What to do: Leaving out every picture, quote the data below exactly as it appears.

Records supplied:
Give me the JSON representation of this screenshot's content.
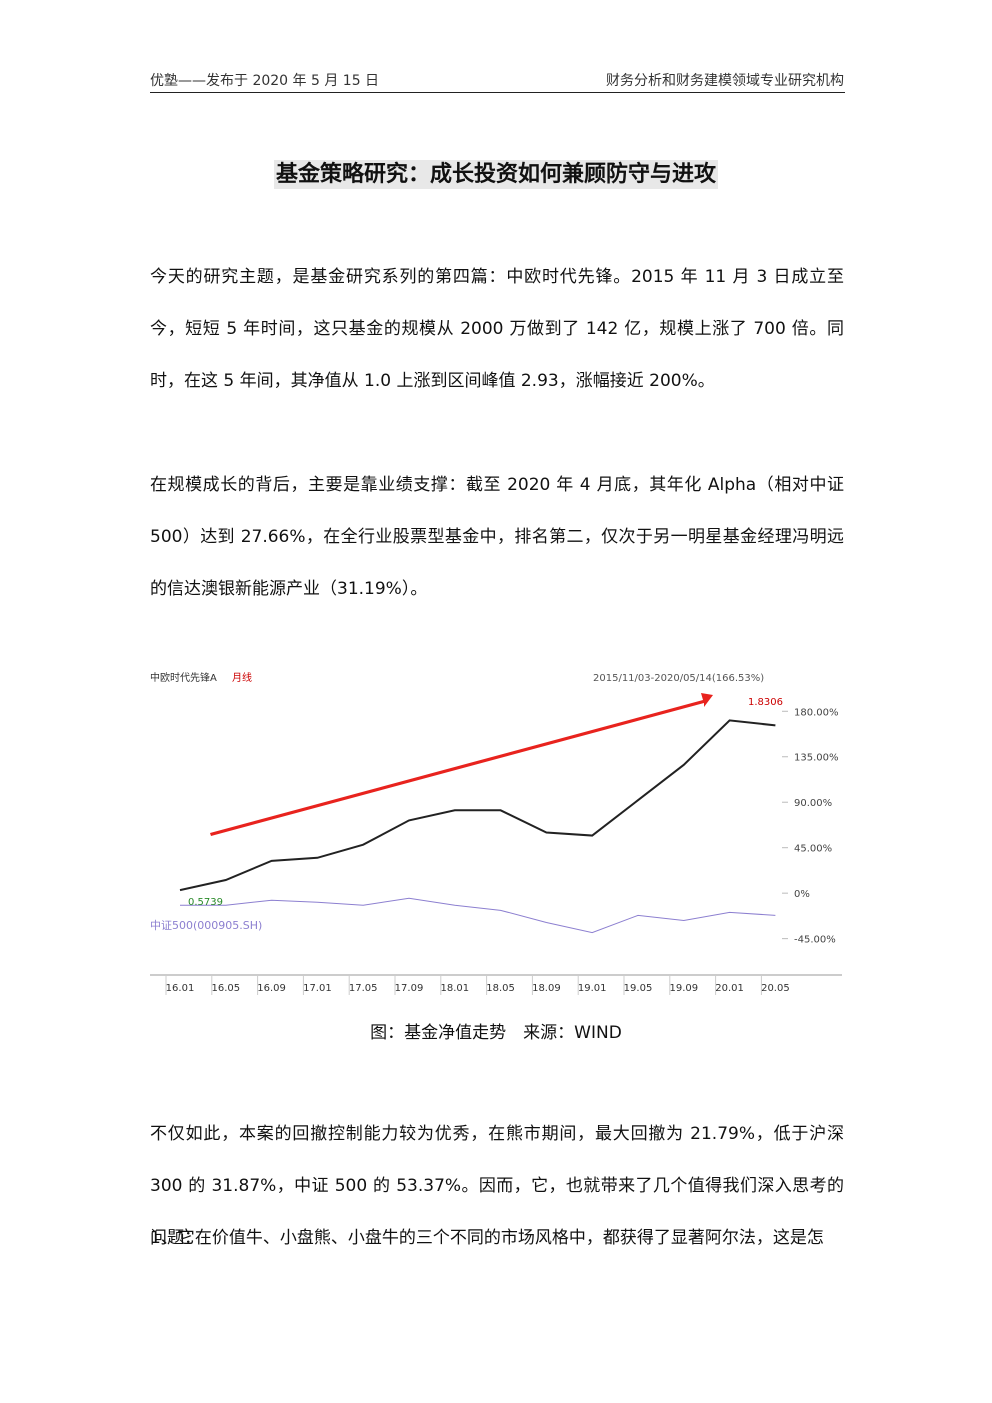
{
  "header": {
    "left": "优塾——发布于 2020 年 5 月 15 日",
    "right": "财务分析和财务建模领域专业研究机构"
  },
  "title": "基金策略研究：成长投资如何兼顾防守与进攻",
  "paragraphs": [
    "今天的研究主题，是基金研究系列的第四篇：中欧时代先锋。2015 年 11 月 3 日成立至今，短短 5 年时间，这只基金的规模从 2000 万做到了 142 亿，规模上涨了 700 倍。同时，在这 5 年间，其净值从 1.0 上涨到区间峰值 2.93，涨幅接近 200%。",
    "在规模成长的背后，主要是靠业绩支撑：截至 2020 年 4 月底，其年化 Alpha（相对中证 500）达到 27.66%，在全行业股票型基金中，排名第二，仅次于另一明星基金经理冯明远的信达澳银新能源产业（31.19%）。"
  ],
  "figure": {
    "chart_data": {
      "type": "line",
      "title": "中欧时代先锋A",
      "period": "月线",
      "range_label": "2015/11/03-2020/05/14(166.53%)",
      "annotations": [
        "1.8306",
        "0.5739"
      ],
      "categories": [
        "16.01",
        "16.05",
        "16.09",
        "17.01",
        "17.05",
        "17.09",
        "18.01",
        "18.05",
        "18.09",
        "19.01",
        "19.05",
        "19.09",
        "20.01",
        "20.05"
      ],
      "series": [
        {
          "color": "#222222",
          "values": [
            3,
            13,
            32,
            35,
            48,
            72,
            82,
            82,
            60,
            57,
            92,
            127,
            171,
            166
          ]
        },
        {
          "name": "中证500(000905.SH)",
          "color": "#8c7fd0",
          "values": [
            -12,
            -12,
            -7,
            -9,
            -12,
            -5,
            -12,
            -17,
            -29,
            -39,
            -22,
            -27,
            -19,
            -22
          ]
        }
      ],
      "ylim": [
        -81,
        206
      ],
      "yticks": [
        {
          "value": 180,
          "label": "180.00%"
        },
        {
          "value": 135,
          "label": "135.00%"
        },
        {
          "value": 90,
          "label": "90.00%"
        },
        {
          "value": 45,
          "label": "45.00%"
        },
        {
          "value": 0,
          "label": "0%"
        },
        {
          "value": -45,
          "label": "-45.00%"
        }
      ]
    },
    "caption": "图：基金净值走势　来源：WIND"
  },
  "paragraphs_after": [
    "不仅如此，本案的回撤控制能力较为优秀，在熊市期间，最大回撤为 21.79%，低于沪深 300 的 31.87%，中证 500 的 53.37%。因而，它，也就带来了几个值得我们深入思考的问题：",
    "1、它在价值牛、小盘熊、小盘牛的三个不同的市场风格中，都获得了显著阿尔法，这是怎"
  ]
}
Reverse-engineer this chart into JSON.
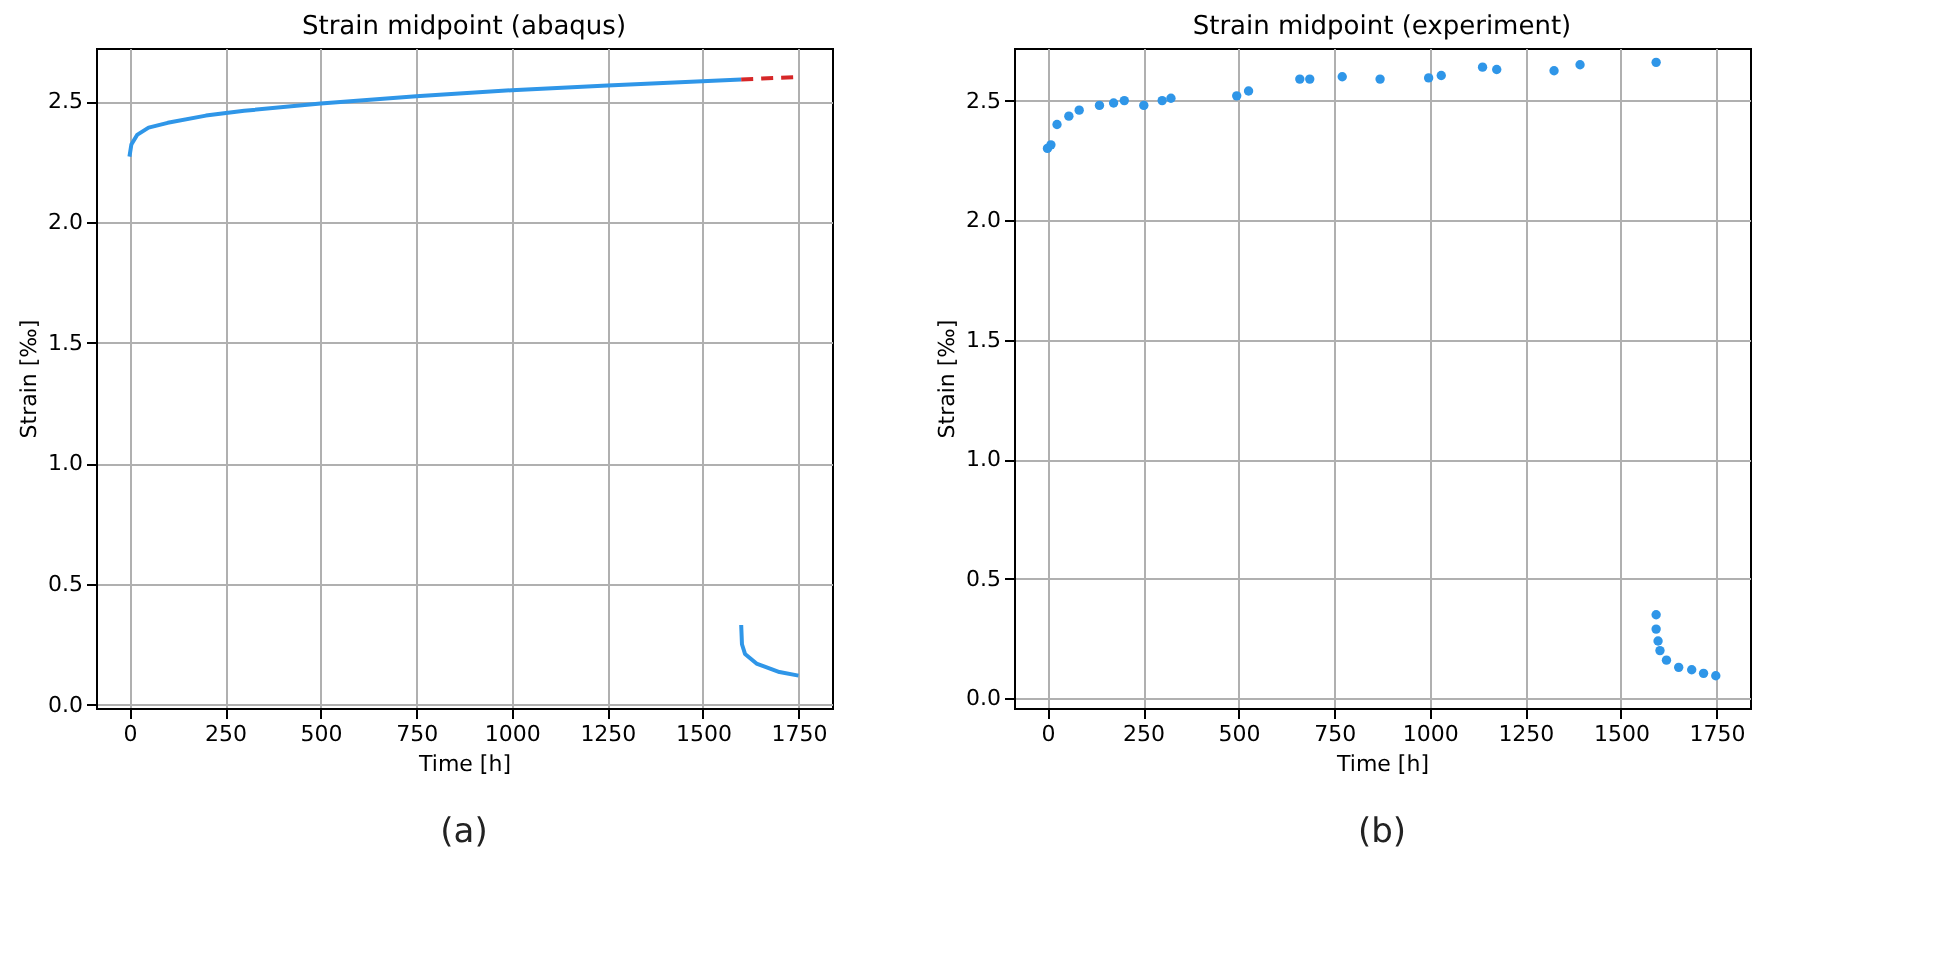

The solution:
Give me the JSON representation of this screenshot's content.
{
  "header": {
    "left": "优塾——发布于 2020 年 5 月 15 日",
    "right": "财务分析和财务建模领域专业研究机构"
  },
  "title": "基金策略研究：成长投资如何兼顾防守与进攻",
  "paragraphs": [
    "今天的研究主题，是基金研究系列的第四篇：中欧时代先锋。2015 年 11 月 3 日成立至今，短短 5 年时间，这只基金的规模从 2000 万做到了 142 亿，规模上涨了 700 倍。同时，在这 5 年间，其净值从 1.0 上涨到区间峰值 2.93，涨幅接近 200%。",
    "在规模成长的背后，主要是靠业绩支撑：截至 2020 年 4 月底，其年化 Alpha（相对中证 500）达到 27.66%，在全行业股票型基金中，排名第二，仅次于另一明星基金经理冯明远的信达澳银新能源产业（31.19%）。"
  ],
  "figure": {
    "chart_data": {
      "type": "line",
      "title": "中欧时代先锋A",
      "period": "月线",
      "range_label": "2015/11/03-2020/05/14(166.53%)",
      "annotations": [
        "1.8306",
        "0.5739"
      ],
      "categories": [
        "16.01",
        "16.05",
        "16.09",
        "17.01",
        "17.05",
        "17.09",
        "18.01",
        "18.05",
        "18.09",
        "19.01",
        "19.05",
        "19.09",
        "20.01",
        "20.05"
      ],
      "series": [
        {
          "color": "#222222",
          "values": [
            3,
            13,
            32,
            35,
            48,
            72,
            82,
            82,
            60,
            57,
            92,
            127,
            171,
            166
          ]
        },
        {
          "name": "中证500(000905.SH)",
          "color": "#8c7fd0",
          "values": [
            -12,
            -12,
            -7,
            -9,
            -12,
            -5,
            -12,
            -17,
            -29,
            -39,
            -22,
            -27,
            -19,
            -22
          ]
        }
      ],
      "ylim": [
        -81,
        206
      ],
      "yticks": [
        {
          "value": 180,
          "label": "180.00%"
        },
        {
          "value": 135,
          "label": "135.00%"
        },
        {
          "value": 90,
          "label": "90.00%"
        },
        {
          "value": 45,
          "label": "45.00%"
        },
        {
          "value": 0,
          "label": "0%"
        },
        {
          "value": -45,
          "label": "-45.00%"
        }
      ]
    },
    "caption": "图：基金净值走势　来源：WIND"
  },
  "paragraphs_after": [
    "不仅如此，本案的回撤控制能力较为优秀，在熊市期间，最大回撤为 21.79%，低于沪深 300 的 31.87%，中证 500 的 53.37%。因而，它，也就带来了几个值得我们深入思考的问题：",
    "1、它在价值牛、小盘熊、小盘牛的三个不同的市场风格中，都获得了显著阿尔法，这是怎"
  ]
}
Reverse-engineer this chart into JSON.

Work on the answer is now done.